◆ WHAT THE EXERCISE ASKS:
Your task is to output all the records below, word for word.

START ITEMS

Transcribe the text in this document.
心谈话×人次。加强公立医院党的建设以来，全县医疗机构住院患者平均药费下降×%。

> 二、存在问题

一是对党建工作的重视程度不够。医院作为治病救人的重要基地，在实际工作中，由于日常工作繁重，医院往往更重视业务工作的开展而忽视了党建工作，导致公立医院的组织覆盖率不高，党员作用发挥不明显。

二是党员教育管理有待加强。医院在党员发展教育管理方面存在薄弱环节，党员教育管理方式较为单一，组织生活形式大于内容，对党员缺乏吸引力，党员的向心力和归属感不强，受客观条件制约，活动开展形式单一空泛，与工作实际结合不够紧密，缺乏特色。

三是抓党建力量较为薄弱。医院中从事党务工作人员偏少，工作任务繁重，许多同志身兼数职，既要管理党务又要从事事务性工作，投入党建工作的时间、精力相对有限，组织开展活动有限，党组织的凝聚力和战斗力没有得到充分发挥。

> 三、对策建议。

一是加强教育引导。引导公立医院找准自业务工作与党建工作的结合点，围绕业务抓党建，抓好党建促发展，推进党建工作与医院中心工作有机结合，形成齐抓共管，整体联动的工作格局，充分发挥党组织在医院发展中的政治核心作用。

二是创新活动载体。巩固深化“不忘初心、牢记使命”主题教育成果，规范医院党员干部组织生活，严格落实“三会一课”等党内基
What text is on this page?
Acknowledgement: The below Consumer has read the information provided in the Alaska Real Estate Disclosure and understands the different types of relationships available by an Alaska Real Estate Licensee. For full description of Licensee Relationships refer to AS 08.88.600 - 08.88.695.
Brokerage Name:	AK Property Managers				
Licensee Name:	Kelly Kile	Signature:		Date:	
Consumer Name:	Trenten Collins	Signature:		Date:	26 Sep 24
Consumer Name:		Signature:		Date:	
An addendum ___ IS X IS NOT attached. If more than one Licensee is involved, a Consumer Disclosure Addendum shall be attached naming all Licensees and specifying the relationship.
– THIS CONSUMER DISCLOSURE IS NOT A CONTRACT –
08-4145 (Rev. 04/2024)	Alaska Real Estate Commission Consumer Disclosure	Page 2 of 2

END ITEMS

◆ COMPLETED TASK:
Transcribe the text in this document.
心谈话×人次。加强公立医院党的建设以来，全县医疗机构住院患者平均药费下降×%。

> 二、存在问题

一是对党建工作的重视程度不够。医院作为治病救人的重要基地，在实际工作中，由于日常工作繁重，医院往往更重视业务工作的开展而忽视了党建工作，导致公立医院的组织覆盖率不高，党员作用发挥不明显。

二是党员教育管理有待加强。医院在党员发展教育管理方面存在薄弱环节，党员教育管理方式较为单一，组织生活形式大于内容，对党员缺乏吸引力，党员的向心力和归属感不强，受客观条件制约，活动开展形式单一空泛，与工作实际结合不够紧密，缺乏特色。

三是抓党建力量较为薄弱。医院中从事党务工作人员偏少，工作任务繁重，许多同志身兼数职，既要管理党务又要从事事务性工作，投入党建工作的时间、精力相对有限，组织开展活动有限，党组织的凝聚力和战斗力没有得到充分发挥。

> 三、对策建议。

一是加强教育引导。引导公立医院找准自业务工作与党建工作的结合点，围绕业务抓党建，抓好党建促发展，推进党建工作与医院中心工作有机结合，形成齐抓共管，整体联动的工作格局，充分发挥党组织在医院发展中的政治核心作用。

二是创新活动载体。巩固深化“不忘初心、牢记使命”主题教育成果，规范医院党员干部组织生活，严格落实“三会一课”等党内基
What text is on this page?
Acknowledgement: The below Consumer has read the information provided in the Alaska Real Estate Disclosure and understands the different types of relationships available by an Alaska Real Estate Licensee. For full description of Licensee Relationships refer to AS 08.88.600 - 08.88.695.
Brokerage Name:	AK Property Managers				
Licensee Name:	Kelly Kile	Signature:		Date:	
Consumer Name:	Trenten Collins	Signature:		Date:	26 Sep 24
Consumer Name:		Signature:		Date:	
An addendum ___ IS X IS NOT attached. If more than one Licensee is involved, a Consumer Disclosure Addendum shall be attached naming all Licensees and specifying the relationship.
– THIS CONSUMER DISCLOSURE IS NOT A CONTRACT –
08-4145 (Rev. 04/2024)	Alaska Real Estate Commission Consumer Disclosure	Page 2 of 2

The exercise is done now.